**Data provided**
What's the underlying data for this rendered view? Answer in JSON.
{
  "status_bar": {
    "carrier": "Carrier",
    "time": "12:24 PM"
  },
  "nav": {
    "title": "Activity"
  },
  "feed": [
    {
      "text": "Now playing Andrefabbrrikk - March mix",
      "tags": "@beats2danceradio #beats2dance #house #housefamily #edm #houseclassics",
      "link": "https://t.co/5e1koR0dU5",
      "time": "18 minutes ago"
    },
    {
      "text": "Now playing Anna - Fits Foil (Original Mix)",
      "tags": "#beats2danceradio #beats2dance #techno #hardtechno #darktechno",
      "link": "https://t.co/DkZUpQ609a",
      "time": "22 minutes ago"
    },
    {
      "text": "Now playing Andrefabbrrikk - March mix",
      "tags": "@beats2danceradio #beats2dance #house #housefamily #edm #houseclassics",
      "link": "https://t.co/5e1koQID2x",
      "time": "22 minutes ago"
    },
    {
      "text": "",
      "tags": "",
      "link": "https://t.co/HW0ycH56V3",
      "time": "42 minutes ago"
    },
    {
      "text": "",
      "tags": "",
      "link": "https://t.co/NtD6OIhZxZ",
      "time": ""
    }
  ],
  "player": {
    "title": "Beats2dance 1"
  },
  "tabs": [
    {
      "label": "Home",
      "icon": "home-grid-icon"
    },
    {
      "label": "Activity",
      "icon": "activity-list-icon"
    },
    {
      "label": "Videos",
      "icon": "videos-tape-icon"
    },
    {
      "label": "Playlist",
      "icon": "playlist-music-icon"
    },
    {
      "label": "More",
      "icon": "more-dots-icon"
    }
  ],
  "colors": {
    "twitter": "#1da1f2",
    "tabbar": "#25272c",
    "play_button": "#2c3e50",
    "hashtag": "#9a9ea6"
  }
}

**Exercise objective**
Reproduce the material above exactly; please quote every line of it.

**Correct result**
What's the underlying data for this rendered view? Answer in JSON.
{
  "status_bar": {
    "carrier": "Carrier",
    "time": "12:24 PM"
  },
  "nav": {
    "title": "Activity"
  },
  "feed": [
    {
      "text": "Now playing Andrefabbrrikk - March mix",
      "tags": "@beats2danceradio #beats2dance #house #housefamily #edm #houseclassics",
      "link": "https://t.co/5e1koR0dU5",
      "time": "18 minutes ago"
    },
    {
      "text": "Now playing Anna - Fits Foil (Original Mix)",
      "tags": "#beats2danceradio #beats2dance #techno #hardtechno #darktechno",
      "link": "https://t.co/DkZUpQ609a",
      "time": "22 minutes ago"
    },
    {
      "text": "Now playing Andrefabbrrikk - March mix",
      "tags": "@beats2danceradio #beats2dance #house #housefamily #edm #houseclassics",
      "link": "https://t.co/5e1koQID2x",
      "time": "22 minutes ago"
    },
    {
      "text": "",
      "tags": "",
      "link": "https://t.co/HW0ycH56V3",
      "time": "42 minutes ago"
    },
    {
      "text": "",
      "tags": "",
      "link": "https://t.co/NtD6OIhZxZ",
      "time": ""
    }
  ],
  "player": {
    "title": "Beats2dance 1"
  },
  "tabs": [
    {
      "label": "Home",
      "icon": "home-grid-icon"
    },
    {
      "label": "Activity",
      "icon": "activity-list-icon"
    },
    {
      "label": "Videos",
      "icon": "videos-tape-icon"
    },
    {
      "label": "Playlist",
      "icon": "playlist-music-icon"
    },
    {
      "label": "More",
      "icon": "more-dots-icon"
    }
  ],
  "colors": {
    "twitter": "#1da1f2",
    "tabbar": "#25272c",
    "play_button": "#2c3e50",
    "hashtag": "#9a9ea6"
  }
}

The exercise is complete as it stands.